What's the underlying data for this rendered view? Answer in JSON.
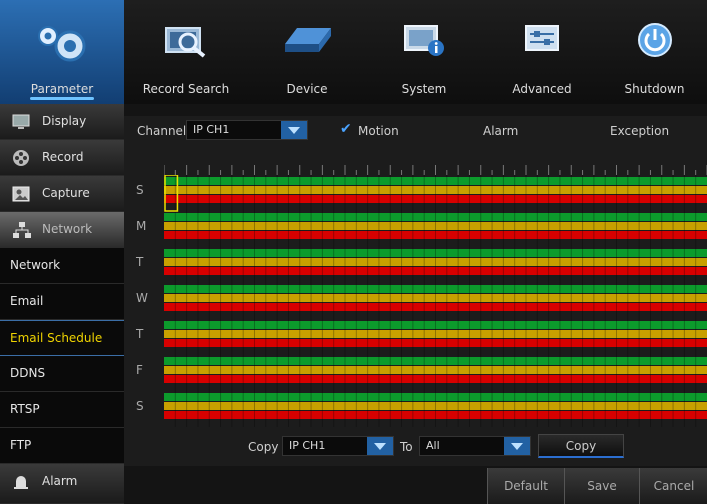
{
  "topbar": {
    "items": [
      {
        "label": "Parameter",
        "icon": "gears-icon",
        "active": true
      },
      {
        "label": "Record Search",
        "icon": "record-search-icon"
      },
      {
        "label": "Device",
        "icon": "hard-drive-icon"
      },
      {
        "label": "System",
        "icon": "system-info-icon"
      },
      {
        "label": "Advanced",
        "icon": "advanced-settings-icon"
      },
      {
        "label": "Shutdown",
        "icon": "power-icon"
      }
    ]
  },
  "sidebar": {
    "items": [
      {
        "label": "Display",
        "icon": "monitor-icon"
      },
      {
        "label": "Record",
        "icon": "film-reel-icon"
      },
      {
        "label": "Capture",
        "icon": "camera-capture-icon"
      },
      {
        "label": "Network",
        "icon": "network-icon"
      },
      {
        "label": "Network"
      },
      {
        "label": "Email"
      },
      {
        "label": "Email Schedule"
      },
      {
        "label": "DDNS"
      },
      {
        "label": "RTSP"
      },
      {
        "label": "FTP"
      },
      {
        "label": "Alarm",
        "icon": "alarm-bell-icon"
      }
    ]
  },
  "schedule": {
    "channel_label": "Channel",
    "channel_value": "IP CH1",
    "motion_label": "Motion",
    "alarm_label": "Alarm",
    "exception_label": "Exception",
    "days": [
      "S",
      "M",
      "T",
      "W",
      "T",
      "F",
      "S"
    ],
    "colors": {
      "motion": "#0c9b2c",
      "alarm": "#c8a000",
      "exception": "#d80000",
      "highlight": "#e8e000"
    },
    "copy_label": "Copy",
    "copy_from_value": "IP CH1",
    "to_label": "To",
    "to_value": "All",
    "copy_button": "Copy"
  },
  "footer": {
    "default_label": "Default",
    "save_label": "Save",
    "cancel_label": "Cancel"
  }
}
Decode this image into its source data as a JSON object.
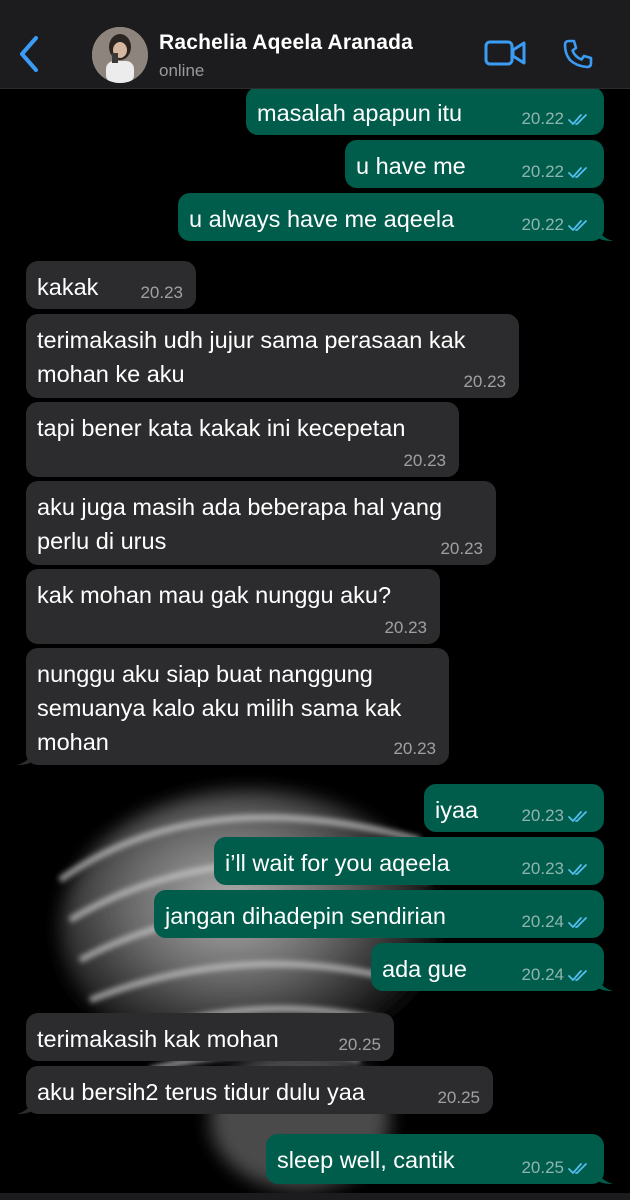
{
  "header": {
    "back_icon": "chevron-left-icon",
    "contact_name": "Rachelia Aqeela Aranada",
    "status": "online",
    "video_icon": "video-camera-icon",
    "call_icon": "phone-icon"
  },
  "colors": {
    "accent": "#3b9cf5",
    "outgoing_bubble": "#005c4b",
    "incoming_bubble": "#2c2c2e",
    "read_ticks": "#53bdeb"
  },
  "messages": [
    {
      "dir": "out",
      "lines": [
        "masalah apapun itu"
      ],
      "time": "20.22",
      "read": true
    },
    {
      "dir": "out",
      "lines": [
        "u have me"
      ],
      "time": "20.22",
      "read": true
    },
    {
      "dir": "out",
      "lines": [
        "u always have me aqeela"
      ],
      "time": "20.22",
      "read": true
    },
    {
      "dir": "in",
      "lines": [
        "kakak"
      ],
      "time": "20.23"
    },
    {
      "dir": "in",
      "lines": [
        "terimakasih udh jujur sama perasaan kak",
        "mohan ke aku"
      ],
      "time": "20.23"
    },
    {
      "dir": "in",
      "lines": [
        "tapi bener kata kakak ini kecepetan"
      ],
      "time": "20.23"
    },
    {
      "dir": "in",
      "lines": [
        "aku juga masih ada beberapa hal yang",
        "perlu di urus"
      ],
      "time": "20.23"
    },
    {
      "dir": "in",
      "lines": [
        "kak mohan mau gak nunggu aku?"
      ],
      "time": "20.23"
    },
    {
      "dir": "in",
      "lines": [
        "nunggu aku siap buat nanggung",
        "semuanya kalo aku milih sama kak",
        "mohan"
      ],
      "time": "20.23"
    },
    {
      "dir": "out",
      "lines": [
        "iyaa"
      ],
      "time": "20.23",
      "read": true
    },
    {
      "dir": "out",
      "lines": [
        "i’ll wait for you aqeela"
      ],
      "time": "20.23",
      "read": true
    },
    {
      "dir": "out",
      "lines": [
        "jangan dihadepin sendirian"
      ],
      "time": "20.24",
      "read": true
    },
    {
      "dir": "out",
      "lines": [
        "ada gue"
      ],
      "time": "20.24",
      "read": true
    },
    {
      "dir": "in",
      "lines": [
        "terimakasih kak mohan"
      ],
      "time": "20.25"
    },
    {
      "dir": "in",
      "lines": [
        "aku bersih2 terus tidur dulu yaa"
      ],
      "time": "20.25"
    },
    {
      "dir": "out",
      "lines": [
        "sleep well, cantik"
      ],
      "time": "20.25",
      "read": true
    }
  ]
}
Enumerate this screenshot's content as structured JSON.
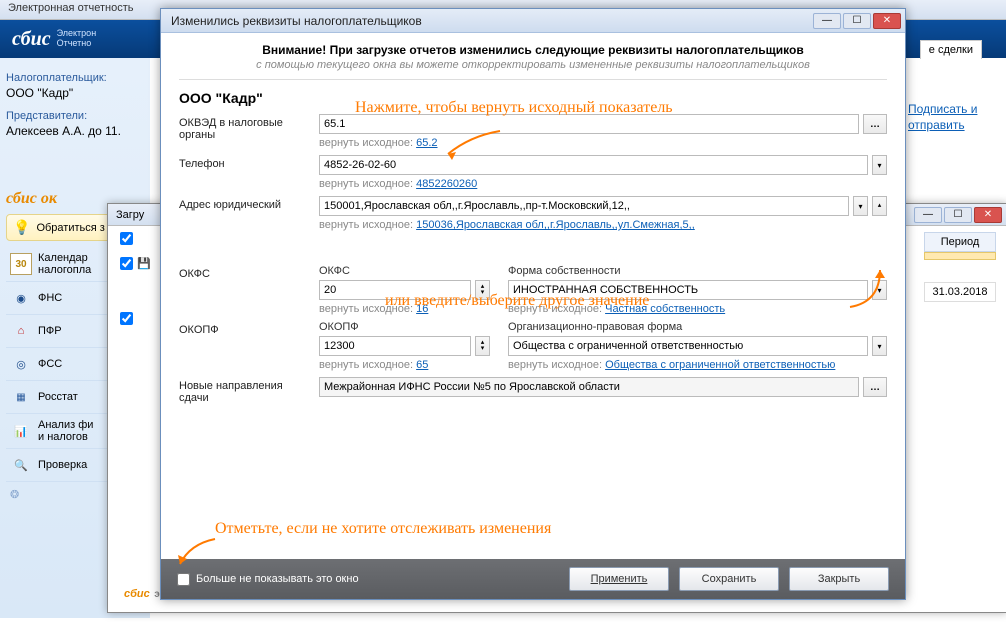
{
  "main": {
    "title": "Электронная отчетность",
    "logo": "сбис",
    "logo_sub": "Электрон\nОтчетно"
  },
  "sidebar": {
    "taxpayer_label": "Налогоплательщик:",
    "taxpayer_value": "ООО \"Кадр\"",
    "reps_label": "Представители:",
    "reps_value": "Алексеев А.А. до 11.",
    "logo2": "сбис ок",
    "obratitsa": "Обратиться з",
    "items": [
      "Календар\nналогопла",
      "ФНС",
      "ПФР",
      "ФСС",
      "Росстат",
      "Анализ фи\nи налогов",
      "Проверка"
    ]
  },
  "right": {
    "tab": "е сделки",
    "sign_send": "Подписать и отправить"
  },
  "sec": {
    "title": "Загру",
    "period_head": "Период",
    "period_date": "31.03.2018"
  },
  "dialog": {
    "title": "Изменились реквизиты налогоплательщиков",
    "warning": "Внимание! При загрузке отчетов изменились следующие реквизиты налогоплательщиков",
    "subwarning": "с помощью текущего окна вы можете откорректировать измененные реквизиты налогоплательщиков",
    "org": "ООО \"Кадр\"",
    "okved_label": "ОКВЭД в налоговые органы",
    "okved_value": "65.1",
    "okved_revert": "65.2",
    "phone_label": "Телефон",
    "phone_value": "4852-26-02-60",
    "phone_revert": "4852260260",
    "addr_label": "Адрес юридический",
    "addr_value": "150001,Ярославская обл,,г.Ярославль,,пр-т.Московский,12,,",
    "addr_revert": "150036,Ярославская обл,,г.Ярославль,,ул.Смежная,5,,",
    "okfs_section": "ОКФС",
    "okfs_label": "ОКФС",
    "okfs_value": "20",
    "okfs_revert": "16",
    "ownform_label": "Форма собственности",
    "ownform_value": "ИНОСТРАННАЯ СОБСТВЕННОСТЬ",
    "ownform_revert": "Частная собственность",
    "okopf_section": "ОКОПФ",
    "okopf_label": "ОКОПФ",
    "okopf_value": "12300",
    "okopf_revert": "65",
    "legalform_label": "Организационно-правовая форма",
    "legalform_value": "Общества с ограниченной ответственностью",
    "legalform_revert": "Общества с ограниченной ответственностью",
    "send_label": "Новые направления сдачи",
    "send_value": "Межрайонная ИФНС России №5 по Ярославской области",
    "revert_prefix": "вернуть исходное:",
    "dontshow": "Больше не показывать это окно",
    "btn_apply": "Применить",
    "btn_save": "Сохранить",
    "btn_close": "Закрыть"
  },
  "anno": {
    "top": "Нажмите, чтобы вернуть исходный показатель",
    "mid": "или введите/выберите другое значение",
    "bot": "Отметьте, если не хотите отслеживать изменения"
  }
}
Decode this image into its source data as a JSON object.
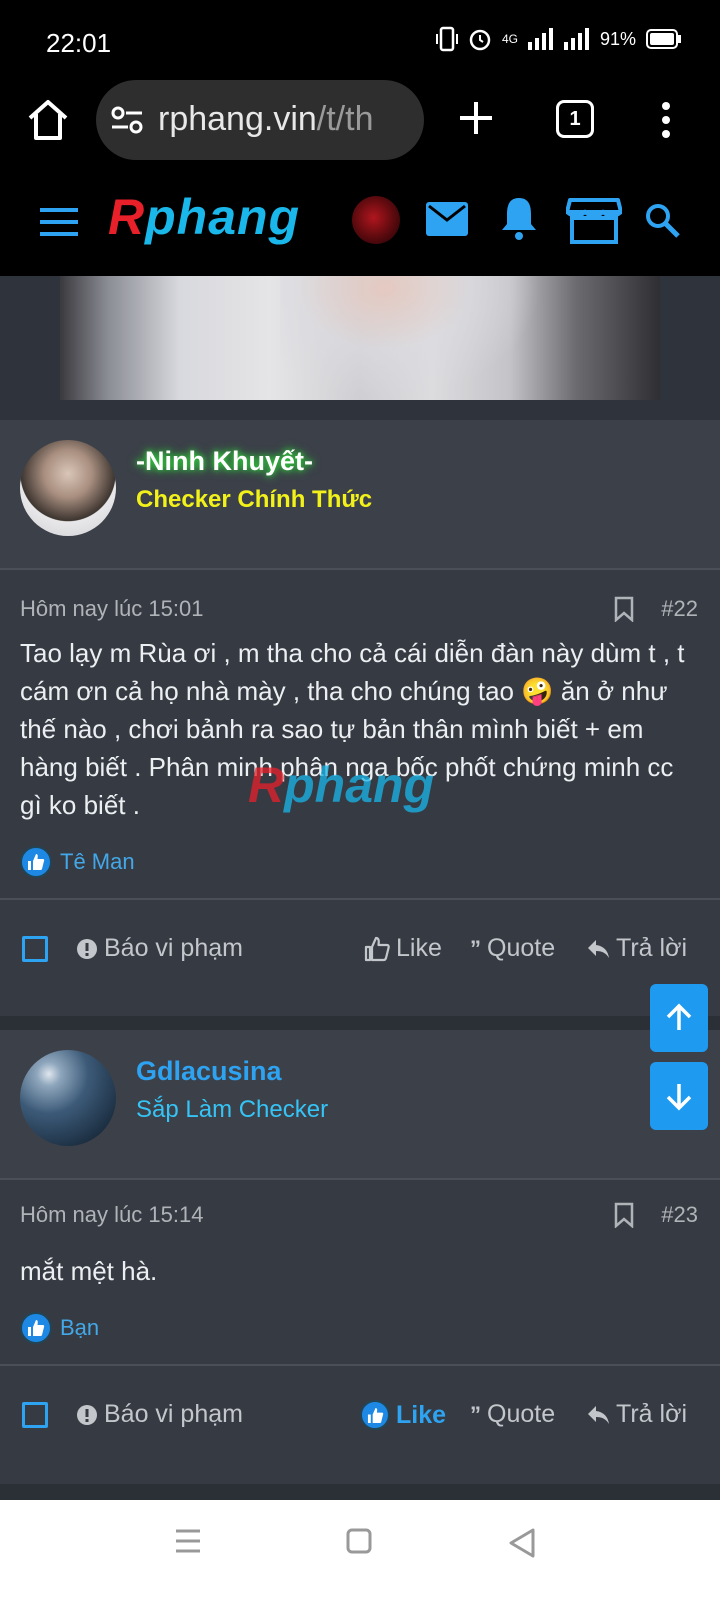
{
  "status_bar": {
    "time": "22:01",
    "network": "4G",
    "battery": "91%",
    "icons": [
      "vibrate-icon",
      "alarm-icon",
      "signal-icon",
      "battery-icon"
    ]
  },
  "browser": {
    "url_host": "rphang.vin",
    "url_path": "/t/th",
    "tab_count": "1"
  },
  "site": {
    "logo_r": "R",
    "logo_rest": "phang"
  },
  "posts": [
    {
      "user_name": "-Ninh Khuyết-",
      "user_name_color": "#ffffff",
      "user_title": "Checker Chính Thức",
      "user_title_color": "#f2f21a",
      "timestamp": "Hôm nay lúc 15:01",
      "number": "#22",
      "body": "Tao lạy m Rùa ơi , m tha cho cả cái diễn đàn này dùm t , t cám ơn cả họ nhà mày , tha cho chúng tao 🤪 ăn ở như thế nào , chơi bảnh ra sao tự bản thân mình biết + em hàng biết . Phân minh phân nga bốc phốt chứng minh cc gì ko biết .",
      "reaction_user": "Tê Man",
      "actions": {
        "report": "Báo vi phạm",
        "like": "Like",
        "quote": "Quote",
        "reply": "Trả lời"
      }
    },
    {
      "user_name": "Gdlacusina",
      "user_name_color": "#2ea3f2",
      "user_title": "Sắp Làm Checker",
      "user_title_color": "#35c4f5",
      "timestamp": "Hôm nay lúc 15:14",
      "number": "#23",
      "body": "mắt mệt hà.",
      "reaction_user": "Bạn",
      "actions": {
        "report": "Báo vi phạm",
        "like": "Like",
        "quote": "Quote",
        "reply": "Trả lời"
      }
    }
  ],
  "watermark": {
    "r": "R",
    "rest": "phang"
  }
}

────────────────────

→ **STATED TASK**
Scan the records for the string "Ярославль". Copy each line in which it appears.

→ **TASK RESULT**
    "addr_value": "150001,Ярославская обл,,г.Ярославль,,пр-т.Московский,12,,",
    "addr_revert": "150036,Ярославская обл,,г.Ярославль,,ул.Смежная,5,,",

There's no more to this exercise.